**Instructions for the task**
Images are not part of the copy; transcribe all the data exactly.

**Exercise material**

::::::

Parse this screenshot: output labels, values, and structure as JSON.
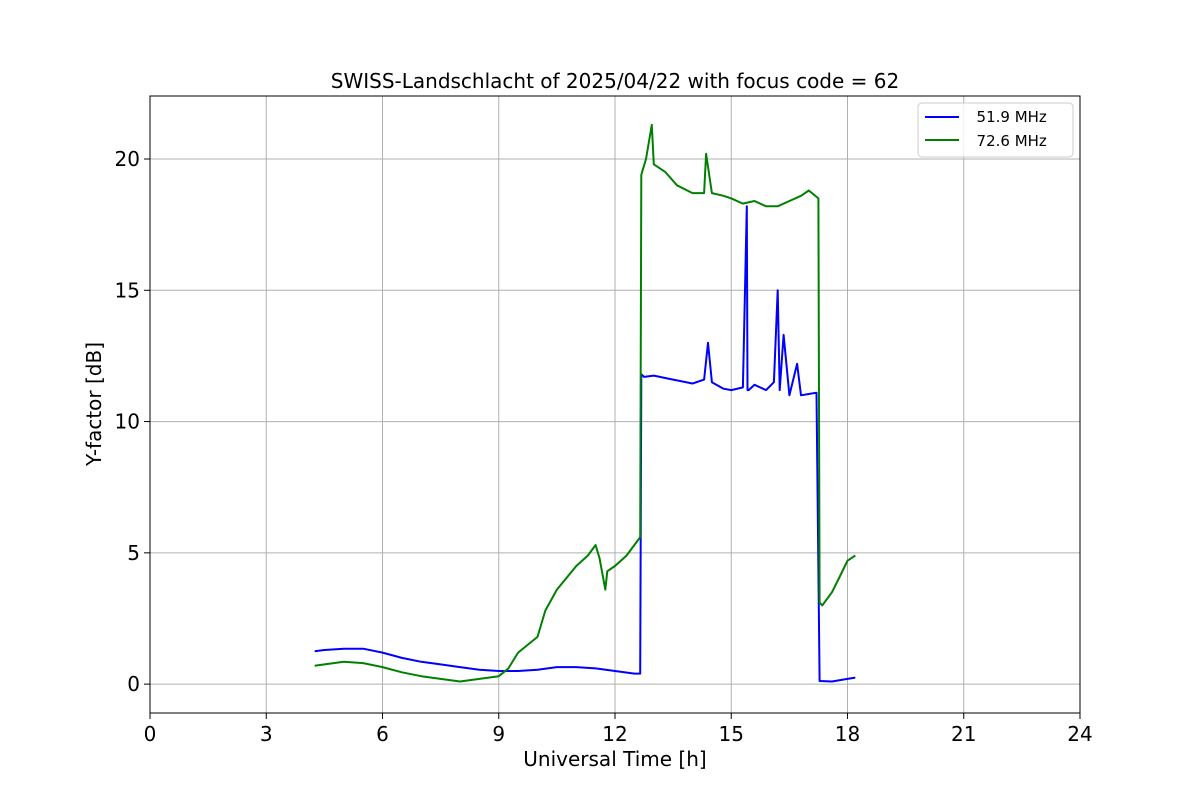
{
  "chart_data": {
    "type": "line",
    "title": "SWISS-Landschlacht of 2025/04/22 with focus code = 62",
    "xlabel": "Universal Time [h]",
    "ylabel": "Y-factor [dB]",
    "xlim": [
      0,
      24
    ],
    "ylim": [
      -1.1,
      22.4
    ],
    "xticks": [
      "0",
      "3",
      "6",
      "9",
      "12",
      "15",
      "18",
      "21",
      "24"
    ],
    "yticks": [
      "0",
      "5",
      "10",
      "15",
      "20"
    ],
    "grid": true,
    "legend_position": "top-right",
    "series": [
      {
        "name": "  51.9 MHz",
        "color": "#0000ff",
        "x": [
          4.25,
          4.5,
          5.0,
          5.5,
          6.0,
          6.5,
          7.0,
          7.5,
          8.0,
          8.5,
          9.0,
          9.5,
          10.0,
          10.5,
          11.0,
          11.5,
          12.0,
          12.5,
          12.65,
          12.68,
          12.75,
          13.0,
          13.5,
          14.0,
          14.3,
          14.4,
          14.5,
          14.8,
          15.0,
          15.3,
          15.4,
          15.42,
          15.45,
          15.6,
          15.9,
          16.1,
          16.2,
          16.25,
          16.35,
          16.5,
          16.7,
          16.8,
          17.0,
          17.2,
          17.28,
          17.3,
          17.6,
          18.0,
          18.2
        ],
        "y": [
          1.25,
          1.3,
          1.35,
          1.35,
          1.2,
          1.0,
          0.85,
          0.75,
          0.65,
          0.55,
          0.5,
          0.5,
          0.55,
          0.65,
          0.65,
          0.6,
          0.5,
          0.4,
          0.4,
          11.8,
          11.7,
          11.75,
          11.6,
          11.45,
          11.6,
          13.0,
          11.5,
          11.25,
          11.2,
          11.3,
          18.2,
          11.2,
          11.2,
          11.4,
          11.2,
          11.5,
          15.0,
          11.2,
          13.3,
          11.0,
          12.2,
          11.0,
          11.05,
          11.1,
          0.12,
          0.12,
          0.1,
          0.2,
          0.25
        ]
      },
      {
        "name": "  72.6 MHz",
        "color": "#008000",
        "x": [
          4.25,
          4.5,
          5.0,
          5.5,
          6.0,
          6.5,
          7.0,
          7.5,
          8.0,
          8.5,
          9.0,
          9.25,
          9.5,
          10.0,
          10.2,
          10.5,
          11.0,
          11.3,
          11.5,
          11.6,
          11.75,
          11.8,
          12.0,
          12.3,
          12.65,
          12.68,
          12.8,
          12.95,
          13.0,
          13.3,
          13.6,
          14.0,
          14.3,
          14.35,
          14.5,
          14.8,
          15.0,
          15.3,
          15.6,
          15.9,
          16.2,
          16.5,
          16.8,
          17.0,
          17.25,
          17.28,
          17.35,
          17.6,
          17.8,
          18.0,
          18.2
        ],
        "y": [
          0.7,
          0.75,
          0.85,
          0.8,
          0.65,
          0.45,
          0.3,
          0.2,
          0.1,
          0.2,
          0.3,
          0.6,
          1.2,
          1.8,
          2.8,
          3.6,
          4.5,
          4.9,
          5.3,
          4.8,
          3.6,
          4.3,
          4.5,
          4.9,
          5.6,
          19.4,
          20.0,
          21.3,
          19.8,
          19.5,
          19.0,
          18.7,
          18.7,
          20.2,
          18.7,
          18.6,
          18.5,
          18.3,
          18.4,
          18.2,
          18.2,
          18.4,
          18.6,
          18.8,
          18.5,
          3.1,
          3.0,
          3.5,
          4.1,
          4.7,
          4.9
        ]
      }
    ]
  }
}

::::::

**Answer to this task**
Parse this screenshot: output labels, values, and structure as JSON.
{
  "chart_data": {
    "type": "line",
    "title": "SWISS-Landschlacht of 2025/04/22 with focus code = 62",
    "xlabel": "Universal Time [h]",
    "ylabel": "Y-factor [dB]",
    "xlim": [
      0,
      24
    ],
    "ylim": [
      -1.1,
      22.4
    ],
    "xticks": [
      "0",
      "3",
      "6",
      "9",
      "12",
      "15",
      "18",
      "21",
      "24"
    ],
    "yticks": [
      "0",
      "5",
      "10",
      "15",
      "20"
    ],
    "grid": true,
    "legend_position": "top-right",
    "series": [
      {
        "name": "  51.9 MHz",
        "color": "#0000ff",
        "x": [
          4.25,
          4.5,
          5.0,
          5.5,
          6.0,
          6.5,
          7.0,
          7.5,
          8.0,
          8.5,
          9.0,
          9.5,
          10.0,
          10.5,
          11.0,
          11.5,
          12.0,
          12.5,
          12.65,
          12.68,
          12.75,
          13.0,
          13.5,
          14.0,
          14.3,
          14.4,
          14.5,
          14.8,
          15.0,
          15.3,
          15.4,
          15.42,
          15.45,
          15.6,
          15.9,
          16.1,
          16.2,
          16.25,
          16.35,
          16.5,
          16.7,
          16.8,
          17.0,
          17.2,
          17.28,
          17.3,
          17.6,
          18.0,
          18.2
        ],
        "y": [
          1.25,
          1.3,
          1.35,
          1.35,
          1.2,
          1.0,
          0.85,
          0.75,
          0.65,
          0.55,
          0.5,
          0.5,
          0.55,
          0.65,
          0.65,
          0.6,
          0.5,
          0.4,
          0.4,
          11.8,
          11.7,
          11.75,
          11.6,
          11.45,
          11.6,
          13.0,
          11.5,
          11.25,
          11.2,
          11.3,
          18.2,
          11.2,
          11.2,
          11.4,
          11.2,
          11.5,
          15.0,
          11.2,
          13.3,
          11.0,
          12.2,
          11.0,
          11.05,
          11.1,
          0.12,
          0.12,
          0.1,
          0.2,
          0.25
        ]
      },
      {
        "name": "  72.6 MHz",
        "color": "#008000",
        "x": [
          4.25,
          4.5,
          5.0,
          5.5,
          6.0,
          6.5,
          7.0,
          7.5,
          8.0,
          8.5,
          9.0,
          9.25,
          9.5,
          10.0,
          10.2,
          10.5,
          11.0,
          11.3,
          11.5,
          11.6,
          11.75,
          11.8,
          12.0,
          12.3,
          12.65,
          12.68,
          12.8,
          12.95,
          13.0,
          13.3,
          13.6,
          14.0,
          14.3,
          14.35,
          14.5,
          14.8,
          15.0,
          15.3,
          15.6,
          15.9,
          16.2,
          16.5,
          16.8,
          17.0,
          17.25,
          17.28,
          17.35,
          17.6,
          17.8,
          18.0,
          18.2
        ],
        "y": [
          0.7,
          0.75,
          0.85,
          0.8,
          0.65,
          0.45,
          0.3,
          0.2,
          0.1,
          0.2,
          0.3,
          0.6,
          1.2,
          1.8,
          2.8,
          3.6,
          4.5,
          4.9,
          5.3,
          4.8,
          3.6,
          4.3,
          4.5,
          4.9,
          5.6,
          19.4,
          20.0,
          21.3,
          19.8,
          19.5,
          19.0,
          18.7,
          18.7,
          20.2,
          18.7,
          18.6,
          18.5,
          18.3,
          18.4,
          18.2,
          18.2,
          18.4,
          18.6,
          18.8,
          18.5,
          3.1,
          3.0,
          3.5,
          4.1,
          4.7,
          4.9
        ]
      }
    ]
  }
}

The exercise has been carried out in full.